Aim> Every entry below should be transcribed exactly; pictures stay out of the copy.

Data lines>
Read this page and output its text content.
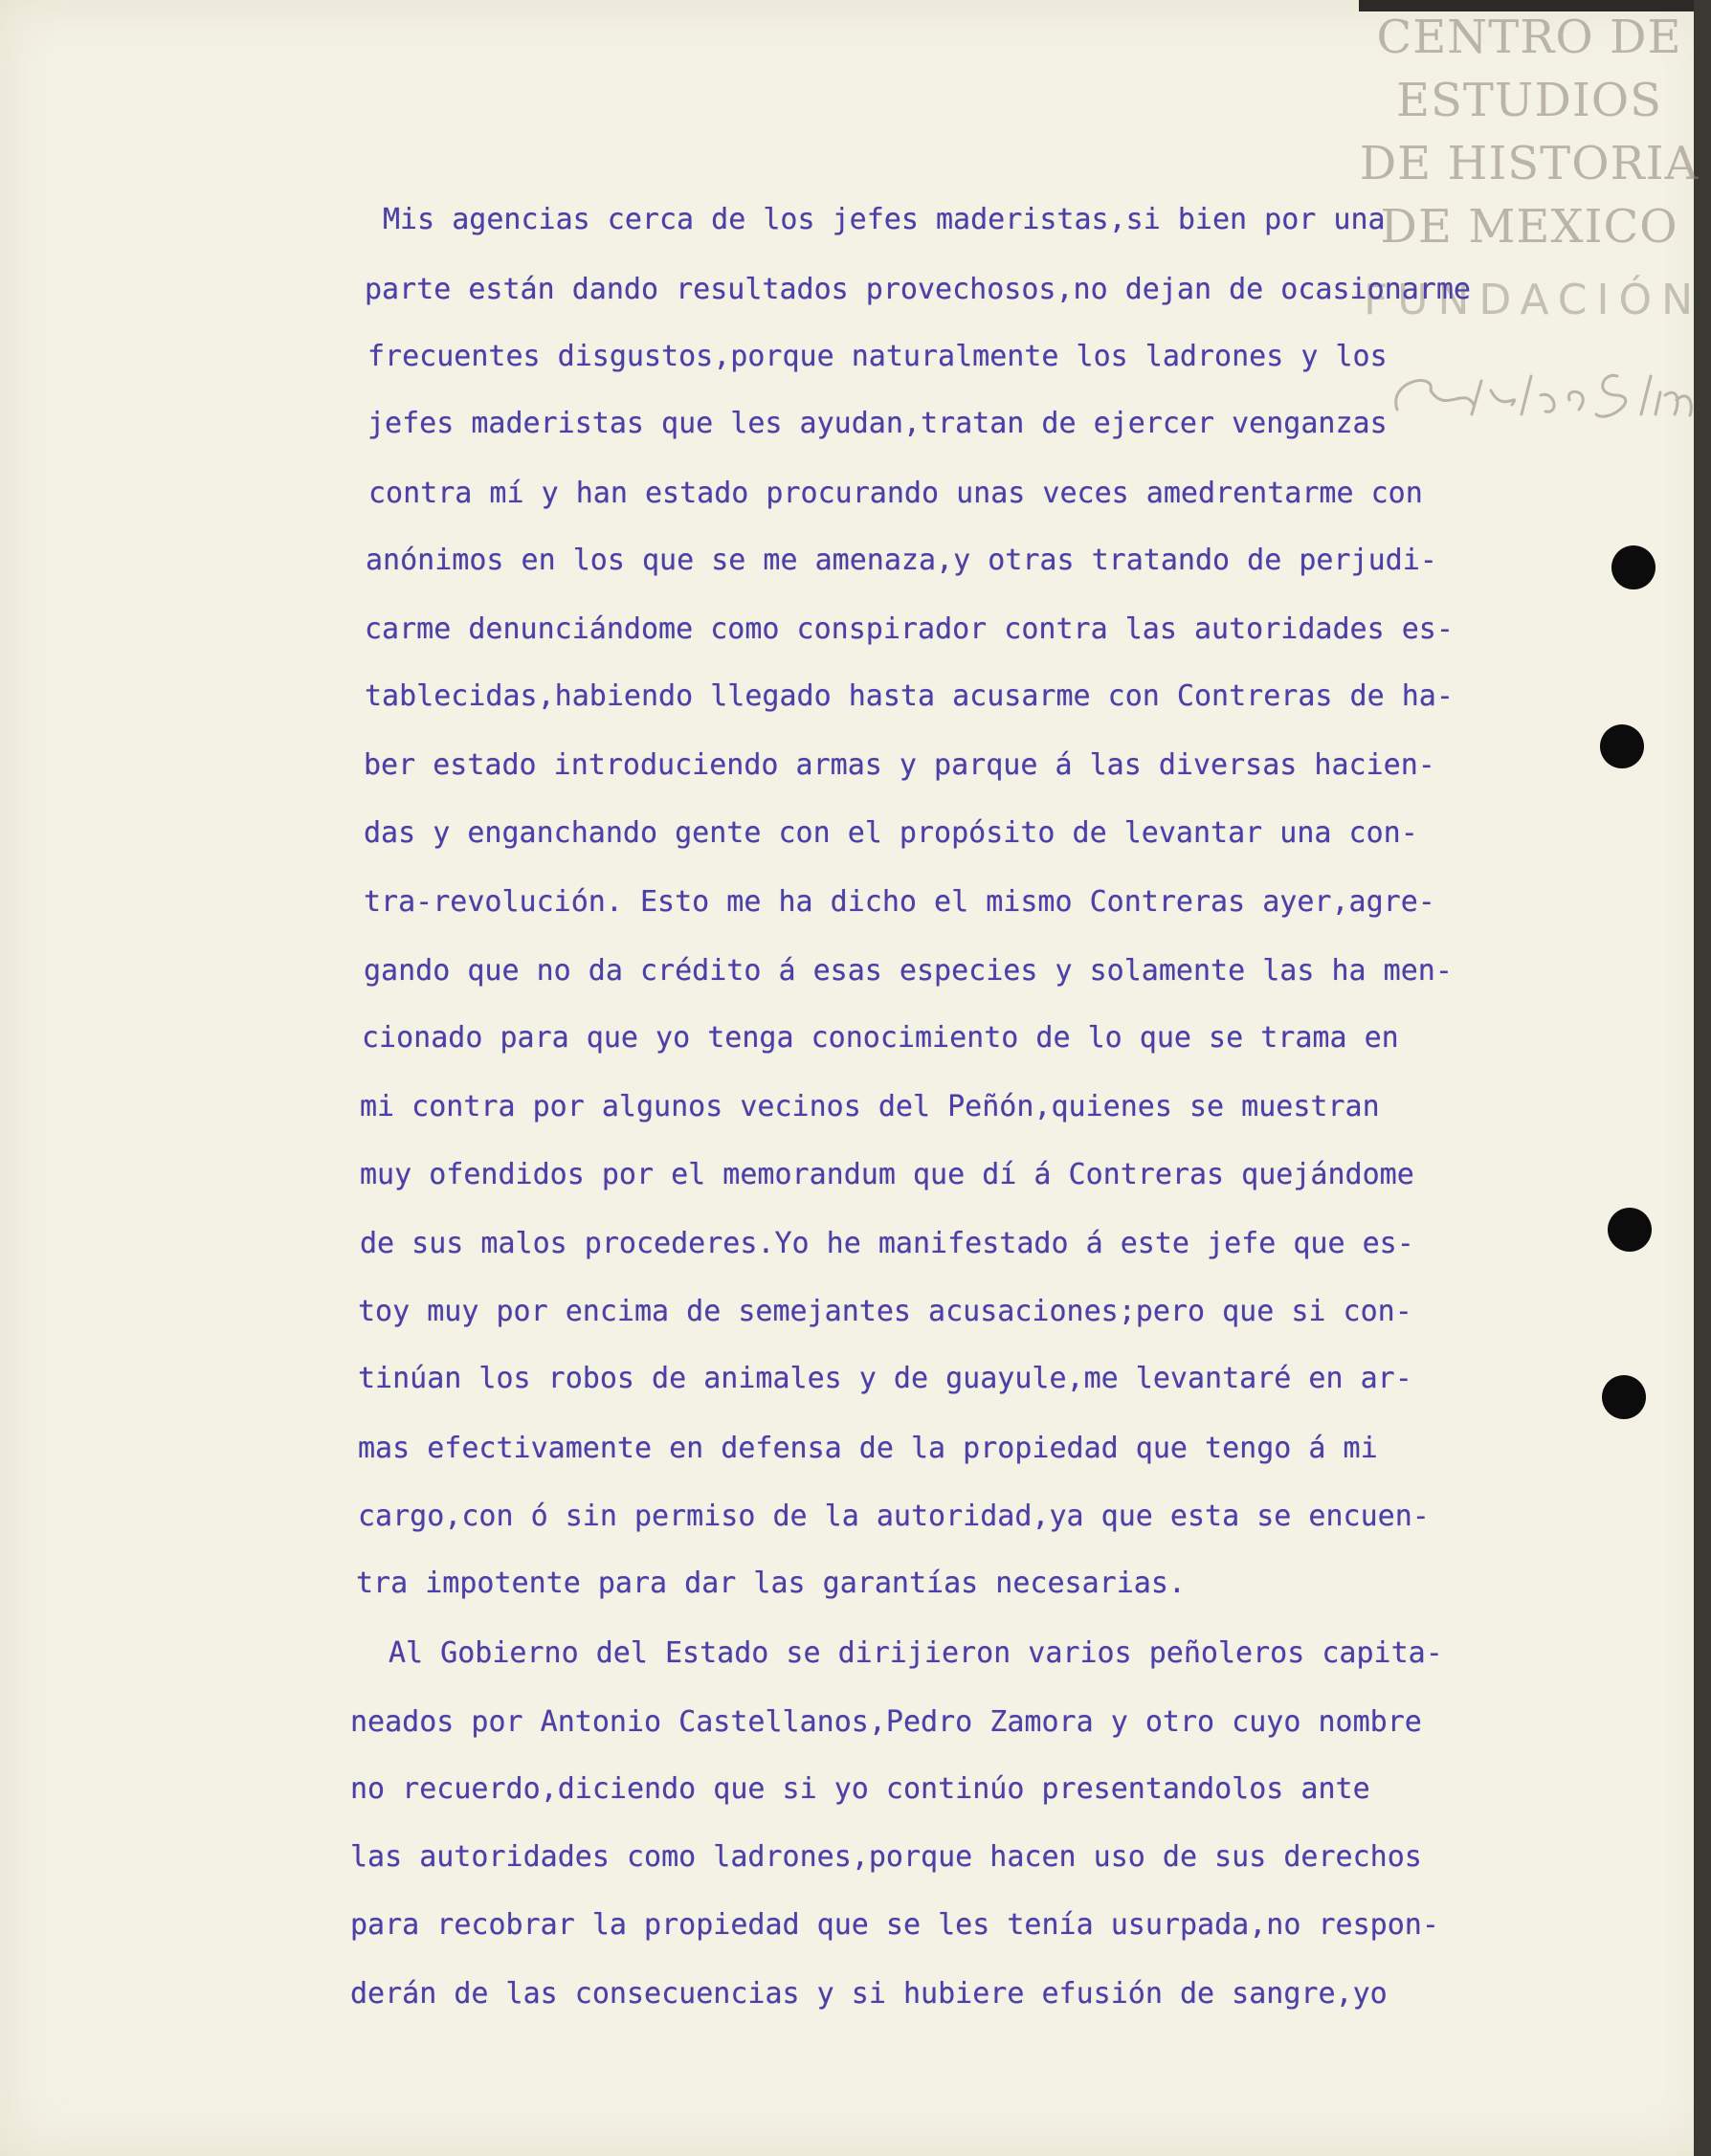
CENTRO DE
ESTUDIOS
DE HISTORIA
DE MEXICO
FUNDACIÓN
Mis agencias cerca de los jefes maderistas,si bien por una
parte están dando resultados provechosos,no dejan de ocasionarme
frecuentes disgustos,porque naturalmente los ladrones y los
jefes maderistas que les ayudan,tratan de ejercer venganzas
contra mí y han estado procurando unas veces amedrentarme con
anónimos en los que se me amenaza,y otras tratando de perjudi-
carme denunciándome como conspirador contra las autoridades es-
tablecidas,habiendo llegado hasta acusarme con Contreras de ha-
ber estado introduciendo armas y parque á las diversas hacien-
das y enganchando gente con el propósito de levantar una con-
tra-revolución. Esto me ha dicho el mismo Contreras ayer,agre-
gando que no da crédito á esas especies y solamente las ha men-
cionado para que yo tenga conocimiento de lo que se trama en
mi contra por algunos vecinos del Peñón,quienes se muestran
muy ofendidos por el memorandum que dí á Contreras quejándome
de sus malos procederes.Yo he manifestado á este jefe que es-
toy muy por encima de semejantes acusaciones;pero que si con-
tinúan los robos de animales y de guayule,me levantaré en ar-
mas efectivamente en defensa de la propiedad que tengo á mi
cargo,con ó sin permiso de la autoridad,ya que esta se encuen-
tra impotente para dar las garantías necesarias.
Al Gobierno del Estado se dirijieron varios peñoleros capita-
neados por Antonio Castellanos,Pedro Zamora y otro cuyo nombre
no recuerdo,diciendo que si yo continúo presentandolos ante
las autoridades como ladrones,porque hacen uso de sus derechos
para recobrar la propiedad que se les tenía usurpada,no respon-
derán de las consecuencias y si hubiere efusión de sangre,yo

Exercise output>
Read this page and output its text content.
CENTRO DE
ESTUDIOS
DE HISTORIA
DE MEXICO
FUNDACIÓN
Mis agencias cerca de los jefes maderistas,si bien por una
parte están dando resultados provechosos,no dejan de ocasionarme
frecuentes disgustos,porque naturalmente los ladrones y los
jefes maderistas que les ayudan,tratan de ejercer venganzas
contra mí y han estado procurando unas veces amedrentarme con
anónimos en los que se me amenaza,y otras tratando de perjudi-
carme denunciándome como conspirador contra las autoridades es-
tablecidas,habiendo llegado hasta acusarme con Contreras de ha-
ber estado introduciendo armas y parque á las diversas hacien-
das y enganchando gente con el propósito de levantar una con-
tra-revolución. Esto me ha dicho el mismo Contreras ayer,agre-
gando que no da crédito á esas especies y solamente las ha men-
cionado para que yo tenga conocimiento de lo que se trama en
mi contra por algunos vecinos del Peñón,quienes se muestran
muy ofendidos por el memorandum que dí á Contreras quejándome
de sus malos procederes.Yo he manifestado á este jefe que es-
toy muy por encima de semejantes acusaciones;pero que si con-
tinúan los robos de animales y de guayule,me levantaré en ar-
mas efectivamente en defensa de la propiedad que tengo á mi
cargo,con ó sin permiso de la autoridad,ya que esta se encuen-
tra impotente para dar las garantías necesarias.
Al Gobierno del Estado se dirijieron varios peñoleros capita-
neados por Antonio Castellanos,Pedro Zamora y otro cuyo nombre
no recuerdo,diciendo que si yo continúo presentandolos ante
las autoridades como ladrones,porque hacen uso de sus derechos
para recobrar la propiedad que se les tenía usurpada,no respon-
derán de las consecuencias y si hubiere efusión de sangre,yo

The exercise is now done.